Data supplied
-*-

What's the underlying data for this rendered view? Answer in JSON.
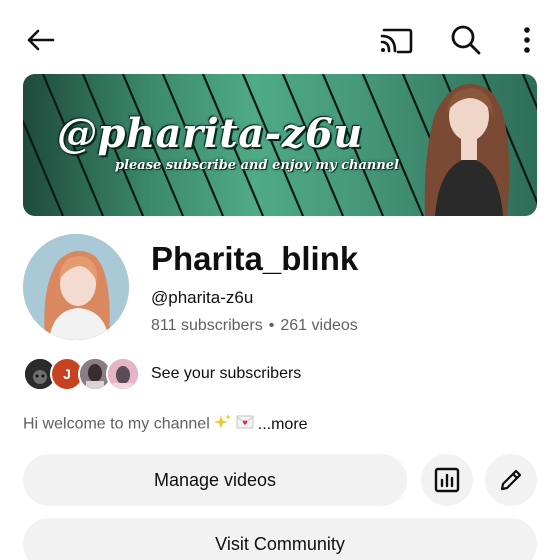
{
  "topbar": {
    "icons": [
      "back-arrow-icon",
      "cast-icon",
      "search-icon",
      "more-vert-icon"
    ]
  },
  "banner": {
    "handle_text": "@pharita-z6u",
    "tagline": "please subscribe and enjoy my channel",
    "colors": {
      "primary": "#3b8a6c",
      "dark": "#1f4a3c"
    }
  },
  "channel": {
    "name": "Pharita_blink",
    "handle": "@pharita-z6u",
    "subscribers": "811 subscribers",
    "separator": "•",
    "videos": "261 videos"
  },
  "subscribers_row": {
    "initial": "J",
    "label": "See your subscribers"
  },
  "description": {
    "text": "Hi welcome to my channel",
    "more": "...more"
  },
  "actions": {
    "manage_videos": "Manage videos",
    "visit_community": "Visit Community",
    "analytics_icon": "analytics-icon",
    "edit_icon": "pencil-icon"
  },
  "colors": {
    "text_primary": "#0f0f0f",
    "text_secondary": "#606060",
    "button_bg": "#f2f2f2"
  }
}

-*-

The entries above should be reproduced exactly, without their pictures.

Exercise result
What's the underlying data for this rendered view? Answer in JSON.
{
  "topbar": {
    "icons": [
      "back-arrow-icon",
      "cast-icon",
      "search-icon",
      "more-vert-icon"
    ]
  },
  "banner": {
    "handle_text": "@pharita-z6u",
    "tagline": "please subscribe and enjoy my channel",
    "colors": {
      "primary": "#3b8a6c",
      "dark": "#1f4a3c"
    }
  },
  "channel": {
    "name": "Pharita_blink",
    "handle": "@pharita-z6u",
    "subscribers": "811 subscribers",
    "separator": "•",
    "videos": "261 videos"
  },
  "subscribers_row": {
    "initial": "J",
    "label": "See your subscribers"
  },
  "description": {
    "text": "Hi welcome to my channel",
    "more": "...more"
  },
  "actions": {
    "manage_videos": "Manage videos",
    "visit_community": "Visit Community",
    "analytics_icon": "analytics-icon",
    "edit_icon": "pencil-icon"
  },
  "colors": {
    "text_primary": "#0f0f0f",
    "text_secondary": "#606060",
    "button_bg": "#f2f2f2"
  }
}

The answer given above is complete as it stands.